▶ Extract to read
=== Section Start ===
The Penguin/Puffin editions of WD are based on the first Rex Collings edition: the Avon book on the second. This is important, because the end of ch. 11 ("Hard Going") is much condensed in the second edition, removing two quite significant happenings: the first addressing of Hazel as "Hazel-rah" and "Chief Rabbit"; and the foreshadowing of Bigwig's final stand against Woundwort. In most American readers' minds, therefore, Hazel does not become "rah" until well into part two, when Strawberry uses the honorific suffix (to Holly's surprise). There's more about this here. (Incidentally, this means that the first of Hazel's rabbits to be called "rah" is actually Fiver, in ch. 18!)
Those with the edited edition, though, do have compensation: several chapters have two chapter epigraphs, whereas the Penguin (etc) editions only have the one. I don't know exactly which chapters are affected, but I'll try to find out eventually. (I have now acquired the Book Club Associates edition, one of the few British editions based on the second Rex Collings edition, so with a bit of luck will be able to do this before too long, having promised it for nearly two years!)
The father of Clover's first litter is Speedwell
I think this misconception comes from Speedwell's "excited, triumphant look" when he comes up to announce the kittens' birth (ch. 42, "News at Sunset"). But a careful reading of the text will shoot it down in flames. For one thing, we're told as early as ch. 28 ("At the Foot of the Hill") that "Holly had taken to Clover", and they silflay together, which is a fairly hefty clue. In any case, at the start of ch. 42 we're told that Speedwell is engaged in digging a hole with Boxwood, the farm buck, rather than attending to Clover. Also, the chances of Speedwell winning a mating fight with Holly, even with the latter's injuries, seem rather remote. On top of all this, at the time when the kittens were conceived Speedwell would have been away with the Efrafan raid's support party.
In the film, Woundwort calls Bigwig "you traitoress"
No, no, no, no, no, no, no. And no. This misconception seems to have originated at the IMDB Quotes Page for Watership Down. This has now been corrected, but for quite a while "traitoress" was up there. I reckon it came from an American unused to British accents, as to me there is no way whatever that Harry Andrews (Woundwort) said "traitoress". Far more likely in my opinion is that the word is "traitorous", or conceivably even "treacherous", and that the sentence is left unfinished, thus: "Bigwig! You traitorous...".
=== Section End ===
▶ Given information
=== Section Start ===
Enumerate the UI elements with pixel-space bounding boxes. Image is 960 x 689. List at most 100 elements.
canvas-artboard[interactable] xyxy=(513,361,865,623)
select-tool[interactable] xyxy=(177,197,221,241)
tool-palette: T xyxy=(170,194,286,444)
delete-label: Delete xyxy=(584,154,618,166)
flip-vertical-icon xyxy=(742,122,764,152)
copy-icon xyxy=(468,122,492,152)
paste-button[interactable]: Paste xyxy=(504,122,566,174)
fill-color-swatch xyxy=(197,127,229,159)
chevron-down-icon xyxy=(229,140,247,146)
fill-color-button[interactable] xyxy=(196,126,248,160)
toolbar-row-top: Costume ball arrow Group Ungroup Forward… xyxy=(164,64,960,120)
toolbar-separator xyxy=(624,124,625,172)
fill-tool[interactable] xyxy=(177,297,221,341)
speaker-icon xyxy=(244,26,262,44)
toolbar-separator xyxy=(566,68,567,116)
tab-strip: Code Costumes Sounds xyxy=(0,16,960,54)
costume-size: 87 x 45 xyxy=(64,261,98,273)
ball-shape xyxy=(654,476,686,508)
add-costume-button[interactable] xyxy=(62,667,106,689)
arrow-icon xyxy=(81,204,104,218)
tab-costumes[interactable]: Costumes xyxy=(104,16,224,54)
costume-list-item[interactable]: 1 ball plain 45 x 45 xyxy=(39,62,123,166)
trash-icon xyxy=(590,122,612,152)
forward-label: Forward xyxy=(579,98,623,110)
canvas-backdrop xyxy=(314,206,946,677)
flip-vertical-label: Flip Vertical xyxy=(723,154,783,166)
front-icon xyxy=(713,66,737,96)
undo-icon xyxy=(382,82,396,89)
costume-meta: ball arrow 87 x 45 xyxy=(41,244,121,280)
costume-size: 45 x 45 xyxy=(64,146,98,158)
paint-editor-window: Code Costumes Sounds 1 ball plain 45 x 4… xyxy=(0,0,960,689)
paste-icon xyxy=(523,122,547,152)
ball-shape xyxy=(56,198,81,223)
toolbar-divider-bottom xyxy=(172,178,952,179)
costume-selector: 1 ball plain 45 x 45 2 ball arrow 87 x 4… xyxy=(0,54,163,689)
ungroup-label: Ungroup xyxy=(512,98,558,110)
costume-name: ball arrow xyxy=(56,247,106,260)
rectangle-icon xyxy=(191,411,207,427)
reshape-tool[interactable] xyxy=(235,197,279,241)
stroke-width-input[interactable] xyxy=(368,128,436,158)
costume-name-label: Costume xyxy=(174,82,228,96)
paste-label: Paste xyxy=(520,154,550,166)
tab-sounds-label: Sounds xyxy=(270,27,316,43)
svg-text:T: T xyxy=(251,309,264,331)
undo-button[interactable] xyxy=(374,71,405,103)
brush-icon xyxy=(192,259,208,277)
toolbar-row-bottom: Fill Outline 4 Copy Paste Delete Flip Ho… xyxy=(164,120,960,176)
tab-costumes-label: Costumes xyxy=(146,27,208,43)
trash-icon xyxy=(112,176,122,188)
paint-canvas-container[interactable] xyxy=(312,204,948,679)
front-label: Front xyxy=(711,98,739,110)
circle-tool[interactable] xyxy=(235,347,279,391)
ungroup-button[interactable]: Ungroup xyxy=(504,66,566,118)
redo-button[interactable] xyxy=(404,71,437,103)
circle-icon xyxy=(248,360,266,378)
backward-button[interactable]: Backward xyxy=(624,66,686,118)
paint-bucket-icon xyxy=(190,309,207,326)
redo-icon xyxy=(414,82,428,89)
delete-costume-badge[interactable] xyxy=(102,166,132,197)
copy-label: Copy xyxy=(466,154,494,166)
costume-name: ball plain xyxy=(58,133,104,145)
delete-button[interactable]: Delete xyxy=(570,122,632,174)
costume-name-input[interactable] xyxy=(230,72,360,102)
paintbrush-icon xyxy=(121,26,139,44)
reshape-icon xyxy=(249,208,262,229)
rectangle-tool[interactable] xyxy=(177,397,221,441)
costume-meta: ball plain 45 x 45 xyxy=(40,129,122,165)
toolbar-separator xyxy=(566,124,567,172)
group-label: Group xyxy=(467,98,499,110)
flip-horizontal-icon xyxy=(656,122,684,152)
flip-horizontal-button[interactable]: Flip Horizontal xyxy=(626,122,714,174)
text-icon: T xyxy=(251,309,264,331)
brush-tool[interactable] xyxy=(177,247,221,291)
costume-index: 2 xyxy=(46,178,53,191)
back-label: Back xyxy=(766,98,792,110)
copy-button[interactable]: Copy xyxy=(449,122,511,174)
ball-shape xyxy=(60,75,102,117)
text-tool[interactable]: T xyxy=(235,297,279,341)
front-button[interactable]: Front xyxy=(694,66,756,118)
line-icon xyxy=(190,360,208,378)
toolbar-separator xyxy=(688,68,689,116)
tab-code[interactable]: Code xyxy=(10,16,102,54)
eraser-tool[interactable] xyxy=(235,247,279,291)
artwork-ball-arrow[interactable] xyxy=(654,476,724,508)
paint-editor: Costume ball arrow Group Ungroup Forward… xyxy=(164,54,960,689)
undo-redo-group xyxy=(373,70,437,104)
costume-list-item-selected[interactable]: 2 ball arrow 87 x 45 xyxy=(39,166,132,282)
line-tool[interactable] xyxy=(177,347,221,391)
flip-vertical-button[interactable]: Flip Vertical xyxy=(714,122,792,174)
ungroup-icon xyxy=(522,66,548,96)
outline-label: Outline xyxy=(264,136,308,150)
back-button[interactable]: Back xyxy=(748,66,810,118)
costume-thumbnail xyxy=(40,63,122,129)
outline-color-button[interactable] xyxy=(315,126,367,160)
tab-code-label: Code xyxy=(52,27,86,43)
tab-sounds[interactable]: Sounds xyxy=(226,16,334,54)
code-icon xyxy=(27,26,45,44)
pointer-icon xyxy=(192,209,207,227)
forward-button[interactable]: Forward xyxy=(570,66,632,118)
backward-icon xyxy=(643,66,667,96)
=== Section End ===
▶ Your instructions
Return the stretch of the Watership Down text from "The Penguin/Puffin editions" through "in ch. 18!)", word for word.

▶ Answer
The Penguin/Puffin editions of WD are based on the first Rex Collings edition: the Avon book on the second. This is important, because the end of ch. 11 ("Hard Going") is much condensed in the second edition, removing two quite significant happenings: the first addressing of Hazel as "Hazel-rah" and "Chief Rabbit"; and the foreshadowing of Bigwig's final stand against Woundwort. In most American readers' minds, therefore, Hazel does not become "rah" until well into part two, when Strawberry uses the honorific suffix (to Holly's surprise). There's more about this here. (Incidentally, this means that the first of Hazel's rabbits to be called "rah" is actually Fiver, in ch. 18!)